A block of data
- - -
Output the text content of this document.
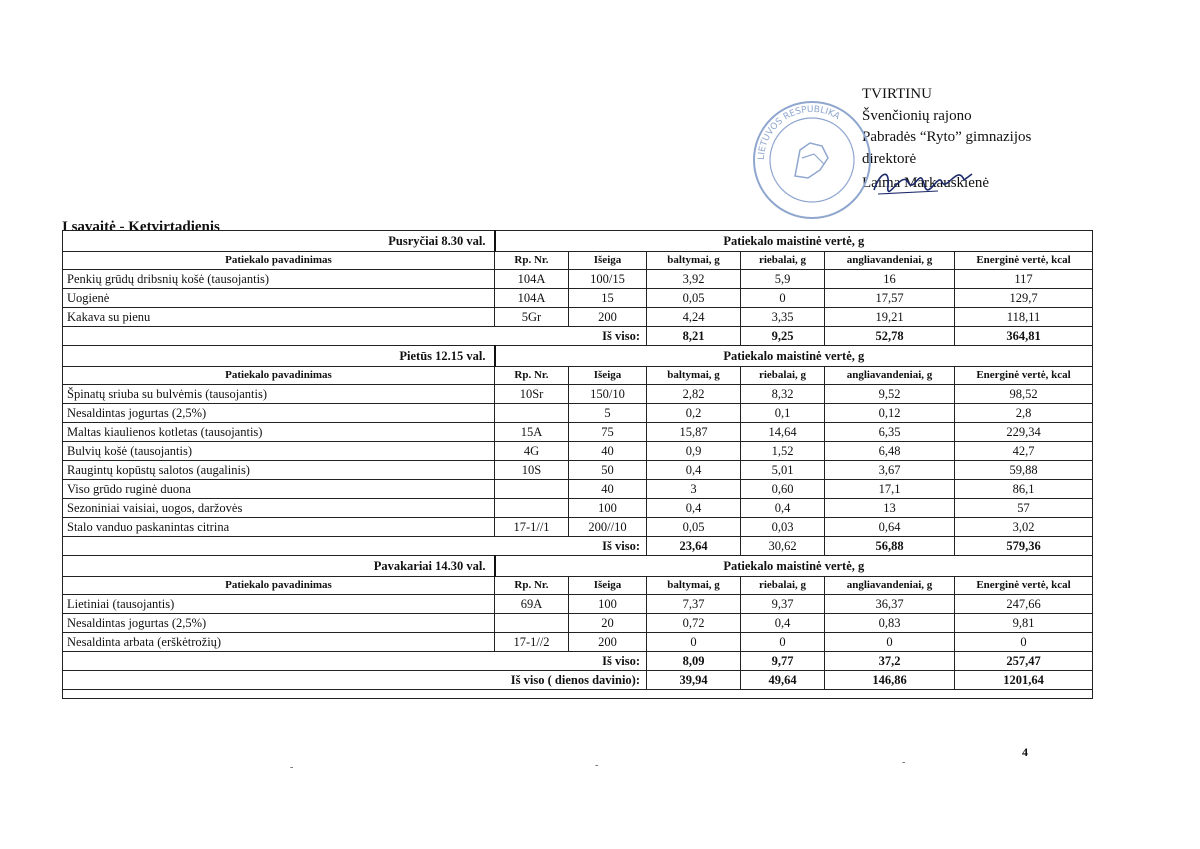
TVIRTINU
Švenčionių rajono
Pabradės “Ryto” gimnazijos
direktorė
Laima Markauskienė
LIETUVOS RESPUBLIKA
I savaitė - Ketvirtadienis
Pusryčiai 8.30 val.	Patiekalo maistinė vertė, g					
Patiekalo pavadinimas	Rp. Nr.	Išeiga	baltymai, g	riebalai, g	angliavandeniai, g	Energinė vertė, kcal
Penkių grūdų dribsnių košė (tausojantis)	104A	100/15	3,92	5,9	16	117
Uogienė	104A	15	0,05	0	17,57	129,7
Kakava su pienu	5Gr	200	4,24	3,35	19,21	118,11
Iš viso:			8,21	9,25	52,78	364,81
Pietūs 12.15 val.	Patiekalo maistinė vertė, g					
Patiekalo pavadinimas	Rp. Nr.	Išeiga	baltymai, g	riebalai, g	angliavandeniai, g	Energinė vertė, kcal
Špinatų sriuba su bulvėmis (tausojantis)	10Sr	150/10	2,82	8,32	9,52	98,52
Nesaldintas jogurtas (2,5%)		5	0,2	0,1	0,12	2,8
Maltas kiaulienos kotletas (tausojantis)	15A	75	15,87	14,64	6,35	229,34
Bulvių košė (tausojantis)	4G	40	0,9	1,52	6,48	42,7
Raugintų kopūstų salotos (augalinis)	10S	50	0,4	5,01	3,67	59,88
Viso grūdo ruginė duona		40	3	0,60	17,1	86,1
Sezoniniai vaisiai, uogos, daržovės		100	0,4	0,4	13	57
Stalo vanduo paskanintas citrina	17-1//1	200//10	0,05	0,03	0,64	3,02
Iš viso:			23,64	30,62	56,88	579,36
Pavakariai 14.30 val.	Patiekalo maistinė vertė, g					
Patiekalo pavadinimas	Rp. Nr.	Išeiga	baltymai, g	riebalai, g	angliavandeniai, g	Energinė vertė, kcal
Lietiniai (tausojantis)	69A	100	7,37	9,37	36,37	247,66
Nesaldintas jogurtas (2,5%)		20	0,72	0,4	0,83	9,81
Nesaldinta arbata (erškėtrožių)	17-1//2	200	0	0	0	0
Iš viso:			8,09	9,77	37,2	257,47
Iš viso ( dienos davinio):			39,94	49,64	146,86	1201,64

4
-	-	-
- - -
:: Task brief ::
Spot every line that holds "jogurtas" and copy it.

:: In response ::
Nesaldintas jogurtas (2,5%)		5	0,2	0,1	0,12	2,8
Nesaldintas jogurtas (2,5%)		20	0,72	0,4	0,83	9,81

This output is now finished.